[What the task asks] Write out every record below exactly as it appears.

[Extracted information]
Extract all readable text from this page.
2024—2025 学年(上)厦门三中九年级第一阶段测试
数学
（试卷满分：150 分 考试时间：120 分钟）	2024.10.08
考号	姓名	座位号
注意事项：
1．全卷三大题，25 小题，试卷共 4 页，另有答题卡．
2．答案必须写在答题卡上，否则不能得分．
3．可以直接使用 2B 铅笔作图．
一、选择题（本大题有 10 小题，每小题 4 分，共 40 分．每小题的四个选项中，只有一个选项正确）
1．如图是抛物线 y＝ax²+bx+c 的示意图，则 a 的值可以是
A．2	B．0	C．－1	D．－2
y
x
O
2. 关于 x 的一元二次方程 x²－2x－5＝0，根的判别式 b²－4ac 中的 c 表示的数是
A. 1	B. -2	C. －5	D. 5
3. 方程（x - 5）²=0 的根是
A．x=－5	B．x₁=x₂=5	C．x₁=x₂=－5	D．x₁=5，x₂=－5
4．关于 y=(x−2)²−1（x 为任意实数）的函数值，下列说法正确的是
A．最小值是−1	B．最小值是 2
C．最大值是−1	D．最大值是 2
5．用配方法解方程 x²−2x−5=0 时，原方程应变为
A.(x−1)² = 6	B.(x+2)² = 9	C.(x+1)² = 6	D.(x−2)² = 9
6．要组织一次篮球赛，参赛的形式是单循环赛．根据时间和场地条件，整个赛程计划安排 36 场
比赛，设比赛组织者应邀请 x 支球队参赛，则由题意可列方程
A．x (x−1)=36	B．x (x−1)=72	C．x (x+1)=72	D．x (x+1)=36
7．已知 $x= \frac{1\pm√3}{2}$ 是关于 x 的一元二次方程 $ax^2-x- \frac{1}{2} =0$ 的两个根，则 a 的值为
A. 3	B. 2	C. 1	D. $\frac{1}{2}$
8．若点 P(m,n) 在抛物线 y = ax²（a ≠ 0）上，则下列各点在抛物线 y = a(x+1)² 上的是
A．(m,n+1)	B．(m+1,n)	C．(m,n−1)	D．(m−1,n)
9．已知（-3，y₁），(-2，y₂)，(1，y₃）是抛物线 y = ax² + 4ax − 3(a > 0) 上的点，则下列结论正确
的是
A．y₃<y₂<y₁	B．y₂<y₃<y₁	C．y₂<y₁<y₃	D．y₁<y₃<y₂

[Worked answer]
Extract all readable text from this page.
2024—2025 学年(上)厦门三中九年级第一阶段测试
数学
（试卷满分：150 分 考试时间：120 分钟）	2024.10.08
考号	姓名	座位号
注意事项：
1．全卷三大题，25 小题，试卷共 4 页，另有答题卡．
2．答案必须写在答题卡上，否则不能得分．
3．可以直接使用 2B 铅笔作图．
一、选择题（本大题有 10 小题，每小题 4 分，共 40 分．每小题的四个选项中，只有一个选项正确）
1．如图是抛物线 y＝ax²+bx+c 的示意图，则 a 的值可以是
A．2	B．0	C．－1	D．－2
y
x
O
2. 关于 x 的一元二次方程 x²－2x－5＝0，根的判别式 b²－4ac 中的 c 表示的数是
A. 1	B. -2	C. －5	D. 5
3. 方程（x - 5）²=0 的根是
A．x=－5	B．x₁=x₂=5	C．x₁=x₂=－5	D．x₁=5，x₂=－5
4．关于 y=(x−2)²−1（x 为任意实数）的函数值，下列说法正确的是
A．最小值是−1	B．最小值是 2
C．最大值是−1	D．最大值是 2
5．用配方法解方程 x²−2x−5=0 时，原方程应变为
A.(x−1)² = 6	B.(x+2)² = 9	C.(x+1)² = 6	D.(x−2)² = 9
6．要组织一次篮球赛，参赛的形式是单循环赛．根据时间和场地条件，整个赛程计划安排 36 场
比赛，设比赛组织者应邀请 x 支球队参赛，则由题意可列方程
A．x (x−1)=36	B．x (x−1)=72	C．x (x+1)=72	D．x (x+1)=36
7．已知 $x= \frac{1\pm√3}{2}$ 是关于 x 的一元二次方程 $ax^2-x- \frac{1}{2} =0$ 的两个根，则 a 的值为
A. 3	B. 2	C. 1	D. $\frac{1}{2}$
8．若点 P(m,n) 在抛物线 y = ax²（a ≠ 0）上，则下列各点在抛物线 y = a(x+1)² 上的是
A．(m,n+1)	B．(m+1,n)	C．(m,n−1)	D．(m−1,n)
9．已知（-3，y₁），(-2，y₂)，(1，y₃）是抛物线 y = ax² + 4ax − 3(a > 0) 上的点，则下列结论正确
的是
A．y₃<y₂<y₁	B．y₂<y₃<y₁	C．y₂<y₁<y₃	D．y₁<y₃<y₂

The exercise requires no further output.